## [Source extract]
====

The competition started in 1983 with 74 schools. In 2009, there were about 45,000 participants from over 3,000 high schools and middle schools in the U.S. and other countries. The last contest occurred in April 2013. Over the 30 years of KMO competition, more than 2.4 million students participated.

There were five levels of competition. Fifth- and sixth-grade contests were held in January and March and consisted of 100 questions. Middle school (up to grade 8), junior high (up to grade 9), and high school (up to grade 12) contests were held in December and April and consisted of 200 questions.

The Academic Hallmarks and Knowledge Masters mascot is a great auk with an affinity for puns.

== Rules and scoring ==
Each participating school received a password-protected disk (originally a floppy disk, later a CD-ROM) containing the contest questions. Only the first use of the password would generate a valid score report for submission to Academic Hallmarks. Team size was left to each individual school's discretion.

All questions were multiple-choice, with a maximum value of 10 points each. Each question and its category were displayed on screen, with five choices and a 60-second timer. A correct answer on the first try awarded five points, with up to five bonus points depending on the response time. If time expired or an incorrect response was given, the timer was reset to 60 seconds and the team was given a second chance to answer. Two points were awarded for a correct second-chance response, with no bonus.

Bonus points were awarded for correct first-try answers as follows:

| More than | No more than | Bonus points |
|---|---|---|
| 0 seconds | 7 seconds | 5 |
| 7 seconds | 12 seconds | 4 |
| 12 seconds | 17 seconds | 3 |
| 17 seconds | 22 seconds | 2 |
| 22 seconds | 29 seconds | 1 |
| 29 seconds | 60 seconds | 0 |

The maximum potential score was 1,000 points (5th/6th grade) or 2,000 points (middle school and up), attainable by answering every question correctly on the first try and in less than 7 seconds each.

Teams could take up to three 5-minute breaks during the contest. They could use pencil and paper, but no other resources such as calculators or reference books, and assistance from coaches or spectators was not allowed.

Once a particular contest was over, the participating schools could use a second password to unlock the questions for unlimited use in practice sessions.

====

## [Given data]
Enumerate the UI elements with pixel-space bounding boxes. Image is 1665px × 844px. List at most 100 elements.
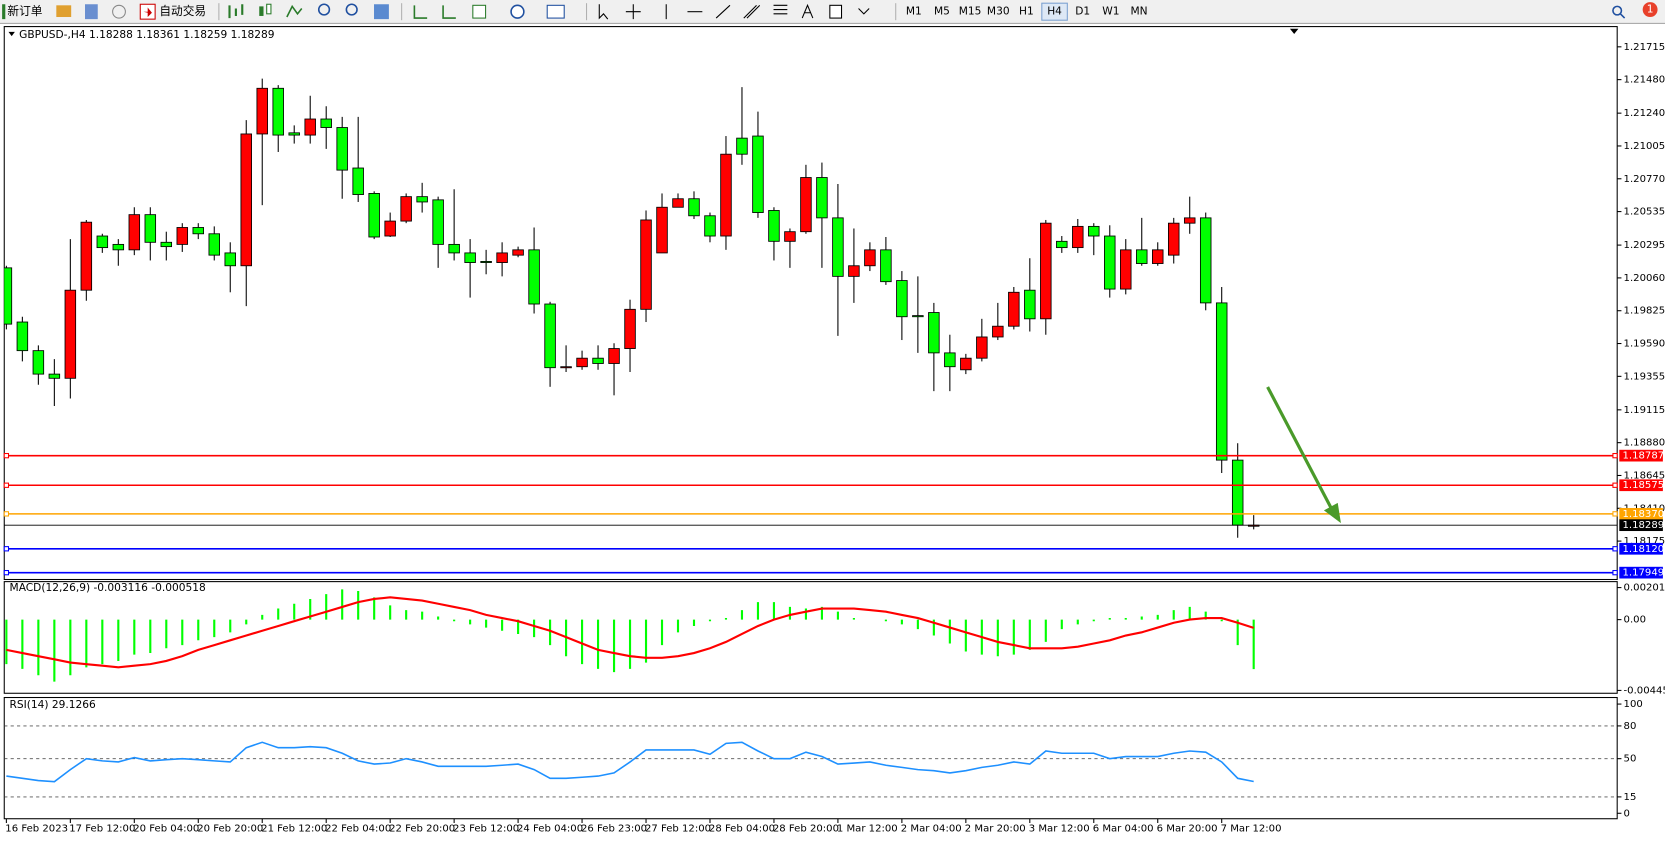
line-handle[interactable]: [1612, 546, 1618, 552]
line-handle[interactable]: [3, 482, 10, 488]
candle-body: [112, 243, 125, 251]
price-label: 1.18289: [1622, 520, 1664, 531]
y-tick-label: 1.21715: [1624, 42, 1665, 53]
candle-body: [1040, 222, 1052, 320]
x-tick-label: 23 Feb 12:00: [453, 823, 519, 834]
autoscroll-icon[interactable]: [413, 5, 428, 19]
candle-body: [624, 308, 636, 349]
candle-body: [96, 235, 109, 249]
zoom-out-icon[interactable]: [345, 3, 358, 16]
timeframe-button[interactable]: MN: [1130, 5, 1147, 18]
x-tick-label: 28 Feb 04:00: [709, 823, 775, 834]
price-label-bg: [1619, 449, 1663, 462]
line-handle[interactable]: [1612, 482, 1618, 488]
candle-body: [1215, 302, 1228, 461]
candle-body: [240, 133, 252, 267]
timeframe-button[interactable]: W1: [1102, 5, 1119, 18]
cursor-icon[interactable]: [598, 4, 609, 20]
shift-icon[interactable]: [442, 5, 456, 19]
candle-body: [816, 177, 828, 219]
new-order-icon: [2, 4, 6, 20]
candle-body: [1056, 240, 1068, 249]
tool-icon[interactable]: [85, 4, 98, 20]
candle-body: [1088, 225, 1100, 237]
y-tick-label: 1.18880: [1624, 438, 1665, 449]
chart-shift-marker[interactable]: [1289, 28, 1299, 35]
candle-body: [1104, 235, 1116, 290]
timeframe-button[interactable]: M5: [934, 5, 950, 18]
price-label: 1.18787: [1622, 451, 1664, 462]
candle-body: [560, 366, 572, 369]
candle-body: [992, 325, 1004, 338]
notification-badge[interactable]: [1642, 2, 1658, 18]
y-tick-label: 80: [1624, 721, 1637, 732]
axes: 1.21715 1.21480 1.21240 1.21005 1.20770 1.205…: [3, 42, 1665, 834]
line-handle[interactable]: [3, 569, 10, 576]
candle-body: [1120, 249, 1132, 290]
timeframe-button[interactable]: M1: [906, 5, 922, 18]
crosshair-icon[interactable]: [625, 4, 641, 20]
candle-body: [688, 198, 700, 217]
candle-body: [1152, 249, 1164, 264]
price-label-bg: [1619, 508, 1663, 520]
price-label: 1.18370: [1622, 509, 1664, 520]
timeframe-button[interactable]: M30: [987, 5, 1010, 18]
timeframe-button[interactable]: H1: [1019, 5, 1034, 18]
line-handle[interactable]: [1612, 569, 1618, 576]
candle-body: [880, 249, 892, 283]
tool-icon[interactable]: [56, 5, 72, 18]
autotrade-button[interactable]: 自动交易: [159, 4, 206, 18]
candle-body: [752, 135, 764, 213]
candle-body: [16, 321, 29, 352]
channel-icon[interactable]: [743, 4, 761, 19]
timeframe-button[interactable]: D1: [1075, 5, 1090, 18]
candle-body: [512, 249, 524, 256]
x-tick-label: 6 Mar 04:00: [1093, 823, 1154, 834]
candle-body: [416, 196, 428, 203]
y-tick-label: 1.20770: [1624, 174, 1665, 185]
line-handle[interactable]: [1612, 511, 1618, 517]
zoom-in-icon[interactable]: [317, 3, 331, 16]
x-tick-label: 26 Feb 23:00: [581, 823, 647, 834]
price-label-bg: [1619, 542, 1663, 555]
candle-body: [64, 289, 77, 379]
y-tick-label: 1.20535: [1624, 207, 1665, 218]
tool-icon[interactable]: [112, 4, 126, 19]
price-label: 1.18120: [1622, 544, 1664, 555]
bar-chart-icon[interactable]: [228, 4, 244, 19]
line-chart-icon[interactable]: [286, 4, 303, 18]
candle-body: [208, 233, 220, 256]
x-tick-label: 2 Mar 04:00: [901, 823, 962, 834]
candle-body: [544, 303, 556, 369]
price-label-bg: [1619, 566, 1663, 579]
search-icon[interactable]: [1612, 5, 1623, 16]
y-tick-label: 1.20060: [1624, 273, 1665, 284]
templates-icon[interactable]: [546, 4, 565, 19]
fibo-icon[interactable]: [773, 4, 788, 15]
candle-body: [944, 352, 956, 368]
line-handle[interactable]: [3, 511, 10, 517]
candle-body: [960, 357, 972, 371]
candle-body: [144, 214, 157, 243]
candle-body: [384, 220, 396, 237]
symbol-menu-marker[interactable]: [8, 31, 15, 37]
periods-icon[interactable]: [510, 4, 525, 19]
candle-icon[interactable]: [259, 6, 264, 16]
tile-icon[interactable]: [374, 4, 389, 20]
x-tick-label: 17 Feb 12:00: [69, 823, 135, 834]
new-order-button[interactable]: 新订单: [7, 4, 42, 18]
candle-body: [480, 261, 492, 263]
y-tick-label: 0.002015: [1624, 583, 1665, 594]
notification-count: 1: [1647, 3, 1654, 16]
line-handle[interactable]: [3, 452, 10, 459]
text-icon[interactable]: [801, 3, 814, 19]
candle-body: [1136, 249, 1148, 264]
timeframe-button[interactable]: H4: [1047, 5, 1062, 18]
arrows-icon[interactable]: [858, 8, 870, 15]
indicators-icon[interactable]: [472, 4, 487, 19]
line-handle[interactable]: [3, 546, 10, 552]
timeframe-button[interactable]: M15: [959, 5, 982, 18]
trendline-icon[interactable]: [715, 4, 731, 19]
label-icon[interactable]: [829, 4, 843, 19]
line-handle[interactable]: [1612, 452, 1618, 459]
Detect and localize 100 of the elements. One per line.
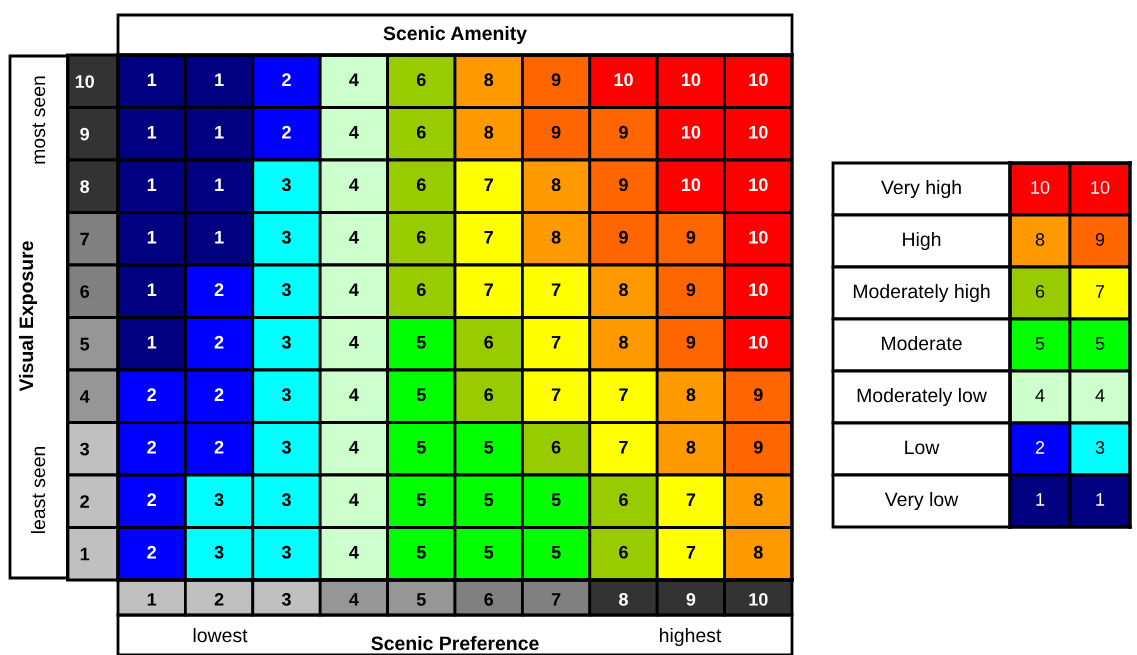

====

## [Tasks and exercises]
- 1) Name every month in which, according to the passage on the KMO competition, contests were held.
- 2) Reproduce the passage on the KMO competition word for word, starting with "Once a particular" and going on through "in practice sessions.".
The listing is drawn from a different source than the passage on the KMO competition.

## [Solutions in order]
- 1) January, March, December, April

- 2)
Once a particular contest was over, the participating schools could use a second password to unlock the questions for unlimited use in practice sessions.